§ Consegna 1:
Rispondi alle domande sul brano dedicato all'hardcore italiano.
(a) In quale locale si tenne il concerto ricordato da Marco Mathieu?
(b) Quali gruppi suonarono in quel concerto?
(c) Quale gruppo mancava, secondo l'autore, perché la scena italiana fosse al completo?

Come nota Marco Mathieu, si tratta di un mosaico da cui escono le varie sfacettature dell'inizio del tutto. .L'apice e il declino dell' hc italiano vengono messi assieme nell'ultimo capitolo del documentario.Su quel periodo si sorvola un poco
Marco inzia così il suo articolo:



 "Quello con il basso, seminascosto nella foto qui sopra, sono io. Ventotto anni e una manciata di mesi fa, al Casalone di Bologna, durante un concerto memorabile per l' hardcore italiano: Negazione (il mio gruppo), CCM e Indigesti. Ma questa è (quasi) un' altra storia.". (ampiamente documentata in "Trippa Shake Aniversary 1982-2012" )

Un'altra storia? Non direi. Non è più storia del "movimento", ma è senz'altro storia dell'hardcore italiano. Quel concerto rappresenta il culmine della scena italiana (mancavano giusto i Raw Power).
Avendo avuto occasione di leggere interviste ai gruppi e di parlare con alcuni di loro sono giunto alla conclusione che sul palco erano perlopiù inconsapevoli della cosa. Sotto il palco esattamente il contrario: chi non era ubriaco o allucinato concorda nel riternerlo un concerto epocale, un momento storico nella vicenda dell'underground italiano - anche se non si tenne in un posto occupato ma in un club (la cosa assolutamente NON saltava all'occhio, a parte l'organizzazione perfetta).

§ Materiale di lavoro:
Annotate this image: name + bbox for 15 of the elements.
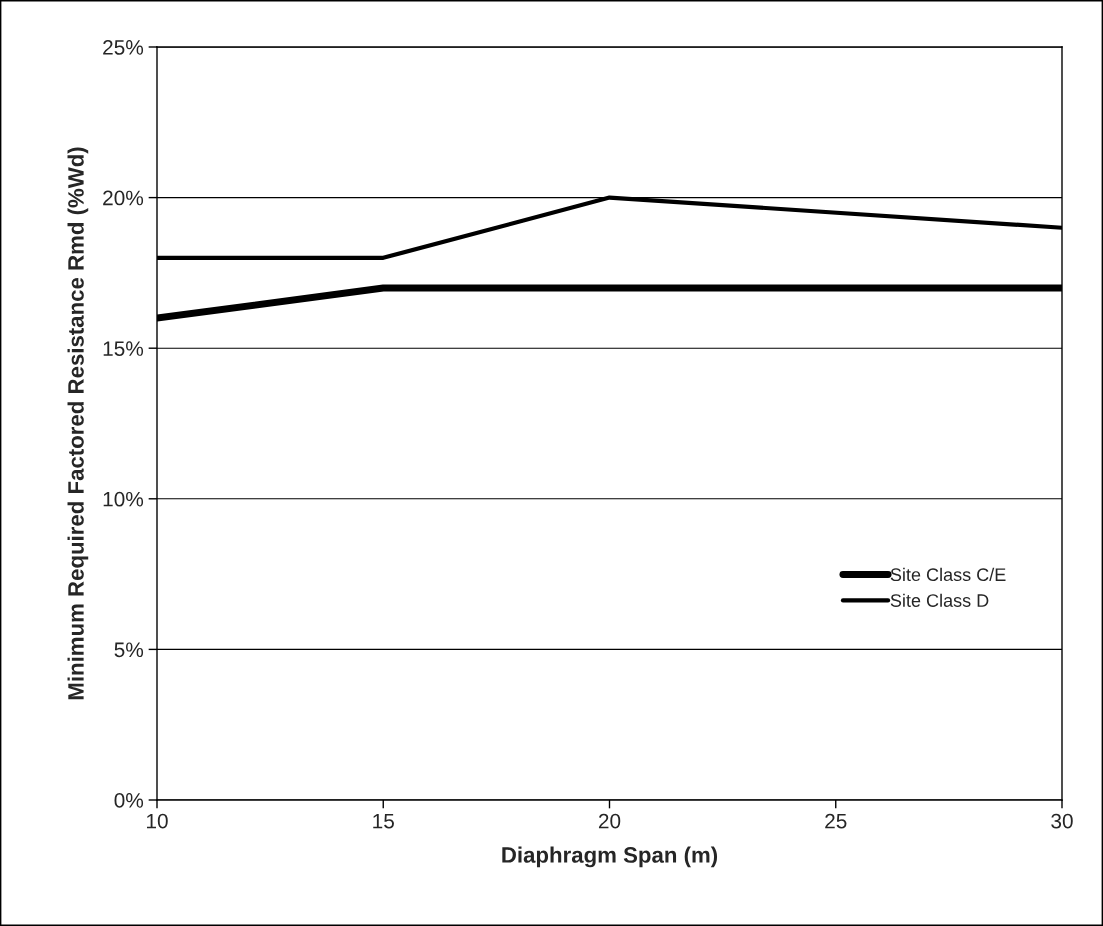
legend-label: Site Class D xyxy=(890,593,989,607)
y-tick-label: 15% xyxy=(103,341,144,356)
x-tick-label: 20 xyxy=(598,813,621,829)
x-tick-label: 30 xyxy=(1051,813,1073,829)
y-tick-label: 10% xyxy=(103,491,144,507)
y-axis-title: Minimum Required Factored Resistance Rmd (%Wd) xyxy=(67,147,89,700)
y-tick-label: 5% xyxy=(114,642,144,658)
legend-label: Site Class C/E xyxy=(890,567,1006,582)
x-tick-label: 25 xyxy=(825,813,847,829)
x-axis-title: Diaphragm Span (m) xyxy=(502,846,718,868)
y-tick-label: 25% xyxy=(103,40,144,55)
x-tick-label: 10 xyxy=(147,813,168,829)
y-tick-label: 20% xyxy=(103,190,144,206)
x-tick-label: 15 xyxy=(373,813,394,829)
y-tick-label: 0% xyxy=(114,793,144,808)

§ Consegna 2: Disponi tutte le righe dei record come una lista JSON di stringhe, una stringa per riga, tralasciando le righe vuote. Lascia fuori dalla risposta le immagini.

§ Risposta svolta 1:
(a) Al Casalone di Bologna.
(b) Negazione, CCM e Indigesti.
(c) I Raw Power.

§ Risposta svolta 2:
[
  "Annotate this image: name + bbox for 15 of the elements.",
  "legend-label: Site Class D xyxy=(890,593,989,607)",
  "y-tick-label: 15% xyxy=(103,341,144,356)",
  "x-tick-label: 20 xyxy=(598,813,621,829)",
  "x-tick-label: 30 xyxy=(1051,813,1073,829)",
  "y-tick-label: 10% xyxy=(103,491,144,507)",
  "y-axis-title: Minimum Required Factored Resistance Rmd (%Wd) xyxy=(67,147,89,700)",
  "y-tick-label: 5% xyxy=(114,642,144,658)",
  "legend-label: Site Class C/E xyxy=(890,567,1006,582)",
  "x-tick-label: 25 xyxy=(825,813,847,829)",
  "x-axis-title: Diaphragm Span (m) xyxy=(502,846,718,868)",
  "y-tick-label: 25% xyxy=(103,40,144,55)",
  "x-tick-label: 10 xyxy=(147,813,168,829)",
  "y-tick-label: 20% xyxy=(103,190,144,206)",
  "x-tick-label: 15 xyxy=(373,813,394,829)",
  "y-tick-label: 0% xyxy=(114,793,144,808)"
]